>> begin

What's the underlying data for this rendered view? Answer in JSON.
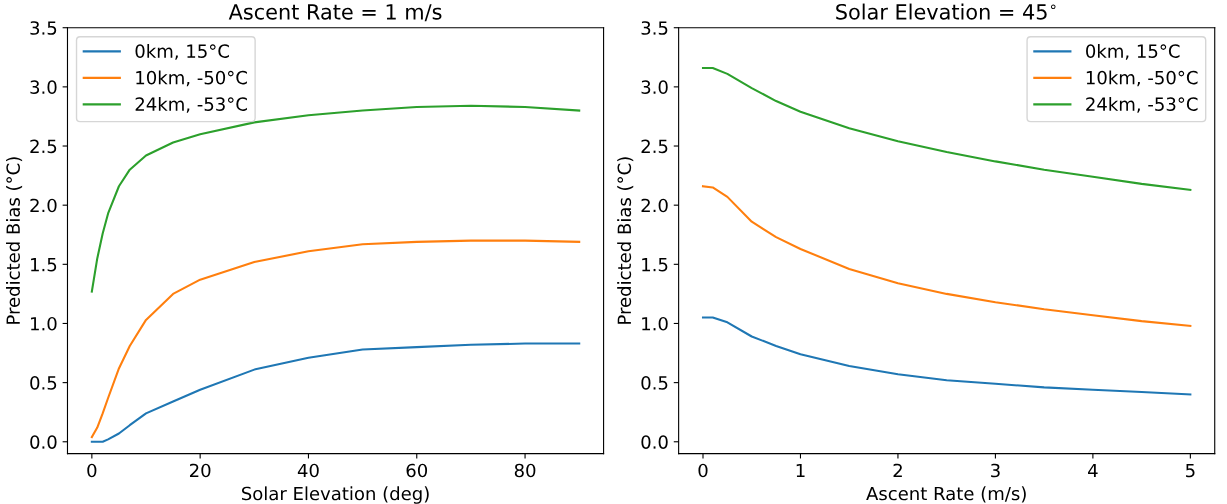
{
  "chart_data": [
    {
      "type": "line",
      "title": "Ascent Rate = 1 m/s",
      "xlabel": "Solar Elevation (deg)",
      "ylabel": "Predicted Bias (°C)",
      "xlim": [
        -4.5,
        94.5
      ],
      "ylim": [
        -0.1,
        3.5
      ],
      "xticks": [
        0,
        20,
        40,
        60,
        80
      ],
      "yticks": [
        {
          "value": 0,
          "label": "0.0"
        },
        {
          "value": 0.5,
          "label": "0.5"
        },
        {
          "value": 1,
          "label": "1.0"
        },
        {
          "value": 1.5,
          "label": "1.5"
        },
        {
          "value": 2,
          "label": "2.0"
        },
        {
          "value": 2.5,
          "label": "2.5"
        },
        {
          "value": 3,
          "label": "3.0"
        },
        {
          "value": 3.5,
          "label": "3.5"
        }
      ],
      "legend": "top left",
      "grid": false,
      "series": [
        {
          "name": "0km, 15°C",
          "color": "#1f77b4",
          "x": [
            0,
            2,
            3,
            5,
            7,
            10,
            15,
            20,
            30,
            40,
            50,
            60,
            70,
            80,
            90
          ],
          "values": [
            0,
            0,
            0.02,
            0.07,
            0.14,
            0.24,
            0.34,
            0.44,
            0.61,
            0.71,
            0.78,
            0.8,
            0.82,
            0.83,
            0.83
          ]
        },
        {
          "name": "10km, -50°C",
          "color": "#ff7f0e",
          "x": [
            0,
            1,
            2,
            3,
            5,
            7,
            10,
            15,
            20,
            30,
            40,
            50,
            60,
            70,
            80,
            90
          ],
          "values": [
            0.04,
            0.12,
            0.24,
            0.37,
            0.62,
            0.81,
            1.03,
            1.25,
            1.37,
            1.52,
            1.61,
            1.67,
            1.69,
            1.7,
            1.7,
            1.69
          ]
        },
        {
          "name": "24km, -53°C",
          "color": "#2ca02c",
          "x": [
            0,
            1,
            2,
            3,
            5,
            7,
            10,
            15,
            20,
            30,
            40,
            50,
            60,
            70,
            80,
            90
          ],
          "values": [
            1.27,
            1.55,
            1.76,
            1.93,
            2.16,
            2.3,
            2.42,
            2.53,
            2.6,
            2.7,
            2.76,
            2.8,
            2.83,
            2.84,
            2.83,
            2.8
          ]
        }
      ]
    },
    {
      "type": "line",
      "title": "Solar Elevation = 45$^{∘}$",
      "xlabel": "Ascent Rate (m/s)",
      "ylabel": "Predicted Bias (°C)",
      "xlim": [
        -0.25,
        5.25
      ],
      "ylim": [
        -0.1,
        3.5
      ],
      "xticks": [
        0,
        1,
        2,
        3,
        4,
        5
      ],
      "yticks": [
        {
          "value": 0,
          "label": "0.0"
        },
        {
          "value": 0.5,
          "label": "0.5"
        },
        {
          "value": 1,
          "label": "1.0"
        },
        {
          "value": 1.5,
          "label": "1.5"
        },
        {
          "value": 2,
          "label": "2.0"
        },
        {
          "value": 2.5,
          "label": "2.5"
        },
        {
          "value": 3,
          "label": "3.0"
        },
        {
          "value": 3.5,
          "label": "3.5"
        }
      ],
      "legend": "top right",
      "grid": false,
      "series": [
        {
          "name": "0km, 15°C",
          "color": "#1f77b4",
          "x": [
            0,
            0.1,
            0.25,
            0.5,
            0.75,
            1,
            1.5,
            2,
            2.5,
            3,
            3.5,
            4,
            4.5,
            5
          ],
          "values": [
            1.05,
            1.05,
            1.01,
            0.89,
            0.81,
            0.74,
            0.64,
            0.57,
            0.52,
            0.49,
            0.46,
            0.44,
            0.42,
            0.4
          ]
        },
        {
          "name": "10km, -50°C",
          "color": "#ff7f0e",
          "x": [
            0,
            0.1,
            0.25,
            0.5,
            0.75,
            1,
            1.5,
            2,
            2.5,
            3,
            3.5,
            4,
            4.5,
            5
          ],
          "values": [
            2.16,
            2.15,
            2.07,
            1.86,
            1.73,
            1.63,
            1.46,
            1.34,
            1.25,
            1.18,
            1.12,
            1.07,
            1.02,
            0.98
          ]
        },
        {
          "name": "24km, -53°C",
          "color": "#2ca02c",
          "x": [
            0,
            0.1,
            0.25,
            0.5,
            0.75,
            1,
            1.5,
            2,
            2.5,
            3,
            3.5,
            4,
            4.5,
            5
          ],
          "values": [
            3.16,
            3.16,
            3.11,
            2.99,
            2.88,
            2.79,
            2.65,
            2.54,
            2.45,
            2.37,
            2.3,
            2.24,
            2.18,
            2.13
          ]
        }
      ]
    }
  ]
}
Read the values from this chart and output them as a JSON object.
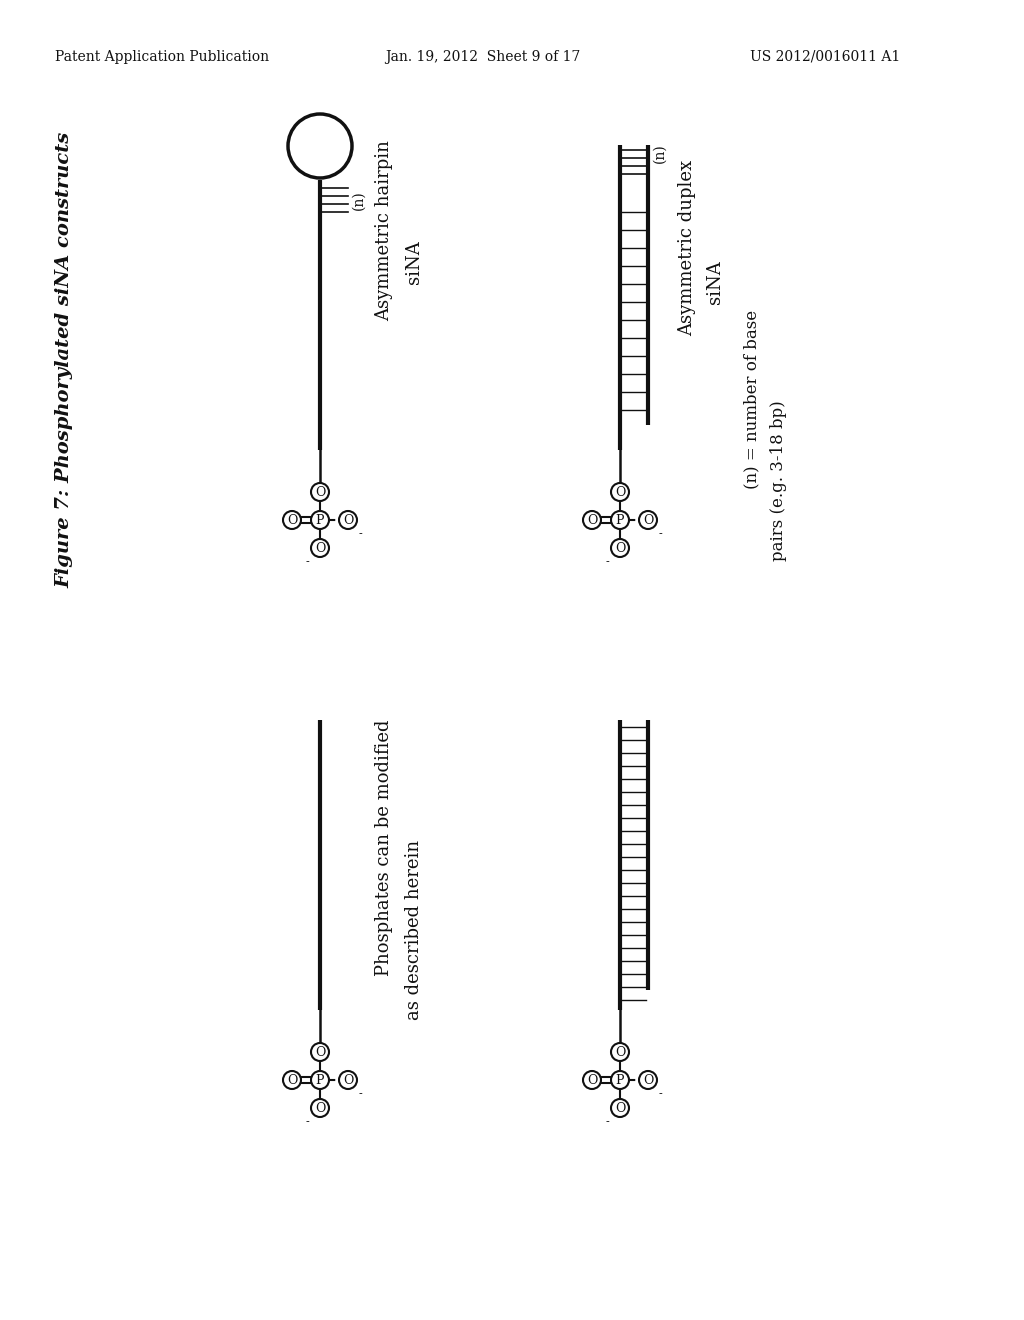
{
  "title": "Figure 7: Phosphorylated siNA constructs",
  "header_left": "Patent Application Publication",
  "header_center": "Jan. 19, 2012  Sheet 9 of 17",
  "header_right": "US 2012/0016011 A1",
  "bg_color": "#ffffff",
  "text_color": "#111111"
}
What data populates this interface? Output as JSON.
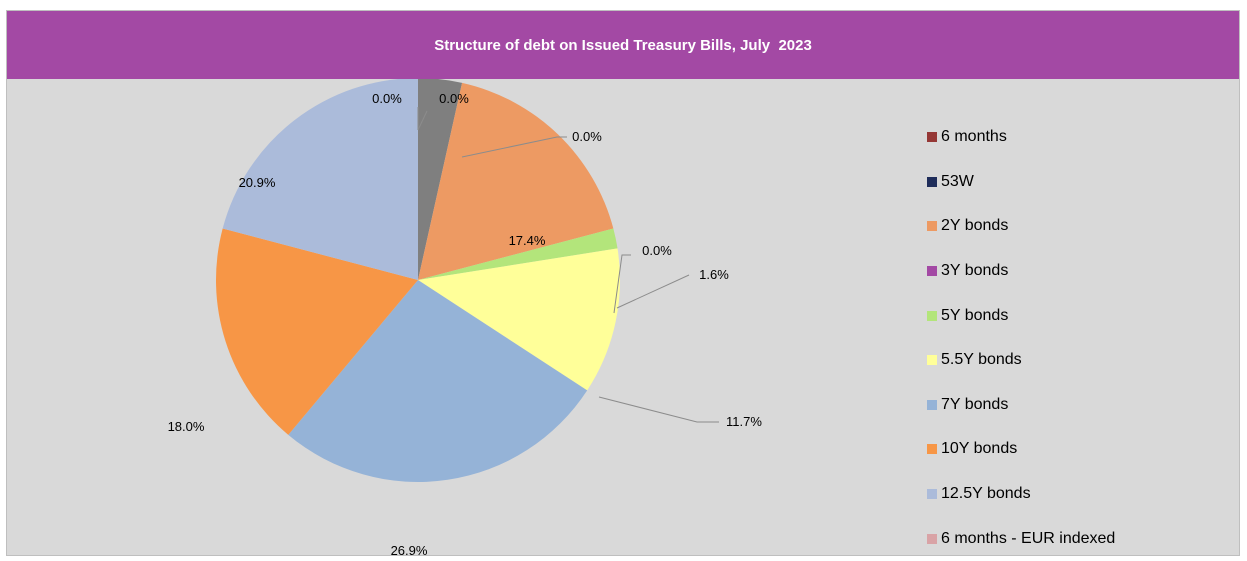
{
  "chart_data": {
    "type": "pie",
    "title": "Structure of debt on Issued Treasury Bills, July  2023",
    "legend_position": "right",
    "slices": [
      {
        "name": "",
        "value": 3.5,
        "color": "#7f7f7f",
        "label": ""
      },
      {
        "name": "6 months",
        "value": 0.0,
        "color": "#953735",
        "label": "0.0%"
      },
      {
        "name": "53W",
        "value": 0.0,
        "color": "#1f2d5a",
        "label": "0.0%"
      },
      {
        "name": "2Y bonds",
        "value": 17.4,
        "color": "#ed9a63",
        "label": "17.4%"
      },
      {
        "name": "3Y bonds",
        "value": 0.0,
        "color": "#a349a4",
        "label": "0.0%"
      },
      {
        "name": "5Y bonds",
        "value": 1.6,
        "color": "#b3e57b",
        "label": "1.6%"
      },
      {
        "name": "5.5Y bonds",
        "value": 11.7,
        "color": "#ffff99",
        "label": "11.7%"
      },
      {
        "name": "7Y bonds",
        "value": 26.9,
        "color": "#95b3d7",
        "label": "26.9%"
      },
      {
        "name": "10Y bonds",
        "value": 18.0,
        "color": "#f79646",
        "label": "18.0%"
      },
      {
        "name": "12.5Y bonds",
        "value": 20.9,
        "color": "#abbbda",
        "label": "20.9%"
      },
      {
        "name": "6 months - EUR indexed",
        "value": 0.0,
        "color": "#d9a3a6",
        "label": "0.0%"
      }
    ]
  }
}
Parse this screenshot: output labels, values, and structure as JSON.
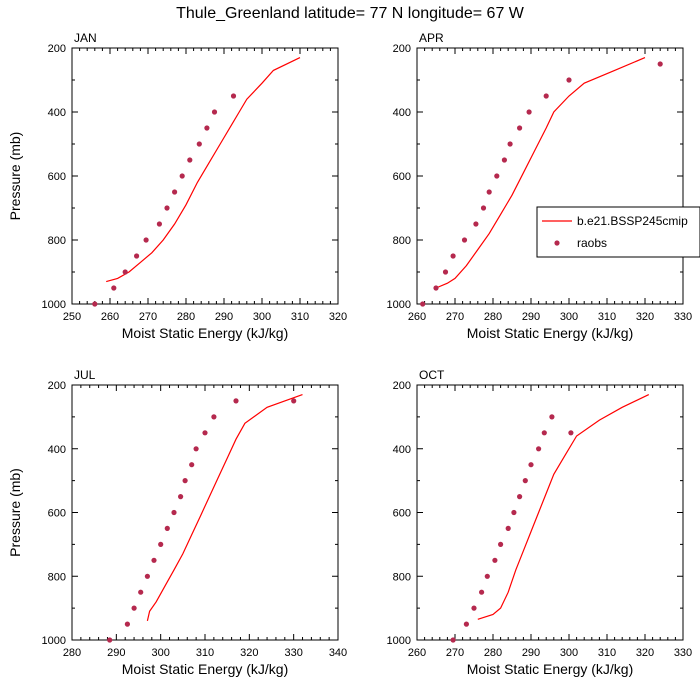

>> end

(Work to be completed): How many of the lines above include the string "bonds"? Reply with the number by itself.

(Exercise result): 7